§ PROVIDED ENTRIES:
⟨

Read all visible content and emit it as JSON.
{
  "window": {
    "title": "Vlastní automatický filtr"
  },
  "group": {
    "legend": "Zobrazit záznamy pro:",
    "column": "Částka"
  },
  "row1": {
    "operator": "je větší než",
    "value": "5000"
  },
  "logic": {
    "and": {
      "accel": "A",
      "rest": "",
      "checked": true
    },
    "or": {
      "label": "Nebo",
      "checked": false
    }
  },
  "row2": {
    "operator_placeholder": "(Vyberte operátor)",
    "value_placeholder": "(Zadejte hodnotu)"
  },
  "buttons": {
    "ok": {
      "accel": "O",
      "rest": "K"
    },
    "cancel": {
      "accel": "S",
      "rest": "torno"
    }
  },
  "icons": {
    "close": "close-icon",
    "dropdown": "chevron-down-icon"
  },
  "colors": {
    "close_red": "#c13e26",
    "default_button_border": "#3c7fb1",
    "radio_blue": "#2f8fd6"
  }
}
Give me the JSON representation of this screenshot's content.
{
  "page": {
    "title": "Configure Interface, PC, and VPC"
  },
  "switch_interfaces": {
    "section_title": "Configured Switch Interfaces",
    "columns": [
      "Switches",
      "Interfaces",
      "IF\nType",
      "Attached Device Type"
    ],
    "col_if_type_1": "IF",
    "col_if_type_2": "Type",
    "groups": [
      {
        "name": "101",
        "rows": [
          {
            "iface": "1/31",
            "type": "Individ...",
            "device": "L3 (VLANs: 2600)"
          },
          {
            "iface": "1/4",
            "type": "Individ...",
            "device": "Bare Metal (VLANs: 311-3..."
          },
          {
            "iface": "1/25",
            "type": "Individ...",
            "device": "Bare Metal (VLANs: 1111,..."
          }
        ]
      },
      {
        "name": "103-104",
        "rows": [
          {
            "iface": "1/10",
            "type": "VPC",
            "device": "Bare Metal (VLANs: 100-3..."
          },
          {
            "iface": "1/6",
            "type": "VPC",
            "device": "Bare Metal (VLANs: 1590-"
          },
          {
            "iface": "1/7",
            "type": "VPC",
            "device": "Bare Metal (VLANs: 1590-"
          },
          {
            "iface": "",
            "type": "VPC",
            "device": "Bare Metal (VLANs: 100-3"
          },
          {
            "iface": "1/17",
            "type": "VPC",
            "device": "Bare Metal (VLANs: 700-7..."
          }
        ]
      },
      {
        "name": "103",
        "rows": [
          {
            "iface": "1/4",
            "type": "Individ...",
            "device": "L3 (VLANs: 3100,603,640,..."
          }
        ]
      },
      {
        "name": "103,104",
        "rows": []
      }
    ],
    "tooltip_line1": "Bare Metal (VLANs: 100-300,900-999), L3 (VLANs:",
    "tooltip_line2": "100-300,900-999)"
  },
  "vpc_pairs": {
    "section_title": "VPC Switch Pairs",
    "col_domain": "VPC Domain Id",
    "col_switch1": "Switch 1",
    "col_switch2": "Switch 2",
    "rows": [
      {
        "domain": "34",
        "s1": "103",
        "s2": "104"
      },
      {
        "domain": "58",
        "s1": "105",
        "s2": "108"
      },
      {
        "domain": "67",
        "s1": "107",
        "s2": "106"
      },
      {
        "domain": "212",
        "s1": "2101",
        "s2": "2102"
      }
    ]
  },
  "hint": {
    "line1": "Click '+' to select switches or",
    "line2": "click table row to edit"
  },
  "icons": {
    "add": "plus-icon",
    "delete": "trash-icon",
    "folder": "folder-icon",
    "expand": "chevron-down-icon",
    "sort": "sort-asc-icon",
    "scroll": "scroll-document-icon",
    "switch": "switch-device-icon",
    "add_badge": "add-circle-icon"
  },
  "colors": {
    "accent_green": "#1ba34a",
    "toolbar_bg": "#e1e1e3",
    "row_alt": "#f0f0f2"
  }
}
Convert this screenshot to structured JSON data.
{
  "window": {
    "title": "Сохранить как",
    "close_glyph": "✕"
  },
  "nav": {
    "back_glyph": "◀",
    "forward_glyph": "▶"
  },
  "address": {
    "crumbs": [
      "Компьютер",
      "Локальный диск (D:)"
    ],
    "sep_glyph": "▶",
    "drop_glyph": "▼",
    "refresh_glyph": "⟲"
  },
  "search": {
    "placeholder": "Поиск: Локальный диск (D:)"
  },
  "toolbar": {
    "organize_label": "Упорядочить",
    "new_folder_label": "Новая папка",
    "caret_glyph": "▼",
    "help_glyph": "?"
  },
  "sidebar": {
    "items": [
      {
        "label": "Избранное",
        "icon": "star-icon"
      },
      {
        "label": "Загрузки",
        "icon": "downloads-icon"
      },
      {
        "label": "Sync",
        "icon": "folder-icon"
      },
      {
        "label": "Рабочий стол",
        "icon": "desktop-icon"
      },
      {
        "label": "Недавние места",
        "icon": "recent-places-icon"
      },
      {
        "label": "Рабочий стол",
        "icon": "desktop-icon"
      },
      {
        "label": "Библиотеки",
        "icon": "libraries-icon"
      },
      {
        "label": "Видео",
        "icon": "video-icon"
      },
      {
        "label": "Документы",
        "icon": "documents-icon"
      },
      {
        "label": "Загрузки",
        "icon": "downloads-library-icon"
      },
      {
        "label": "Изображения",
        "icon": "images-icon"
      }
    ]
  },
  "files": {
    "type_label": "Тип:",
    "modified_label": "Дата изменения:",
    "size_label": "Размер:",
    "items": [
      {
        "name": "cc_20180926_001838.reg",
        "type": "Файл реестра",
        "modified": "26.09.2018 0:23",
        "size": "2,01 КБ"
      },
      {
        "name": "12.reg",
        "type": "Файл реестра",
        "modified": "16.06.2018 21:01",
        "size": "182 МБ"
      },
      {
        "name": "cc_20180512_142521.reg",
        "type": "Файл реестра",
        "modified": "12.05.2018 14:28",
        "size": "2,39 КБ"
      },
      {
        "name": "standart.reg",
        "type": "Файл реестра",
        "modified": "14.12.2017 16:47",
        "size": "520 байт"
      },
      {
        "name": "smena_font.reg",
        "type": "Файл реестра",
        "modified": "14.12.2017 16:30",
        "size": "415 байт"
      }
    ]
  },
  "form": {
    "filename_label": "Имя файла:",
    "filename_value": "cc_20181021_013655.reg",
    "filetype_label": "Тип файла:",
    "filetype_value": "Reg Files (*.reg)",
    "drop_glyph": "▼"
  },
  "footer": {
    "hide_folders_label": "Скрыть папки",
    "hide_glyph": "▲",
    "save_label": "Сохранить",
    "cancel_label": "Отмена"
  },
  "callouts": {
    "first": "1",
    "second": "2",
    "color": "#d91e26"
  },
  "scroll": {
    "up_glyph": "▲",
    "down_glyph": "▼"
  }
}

⟩

§ GIVEN PROBLEM: Where a line holds the string "Metal", copy that line.

§ EXPECTED OUTPUT:
            "device": "Bare Metal (VLANs: 311-3..."
            "device": "Bare Metal (VLANs: 1111,..."
            "device": "Bare Metal (VLANs: 100-3..."
            "device": "Bare Metal (VLANs: 1590-"
            "device": "Bare Metal (VLANs: 1590-"
            "device": "Bare Metal (VLANs: 100-3"
            "device": "Bare Metal (VLANs: 700-7..."
    "tooltip_line1": "Bare Metal (VLANs: 100-300,900-999), L3 (VLANs:",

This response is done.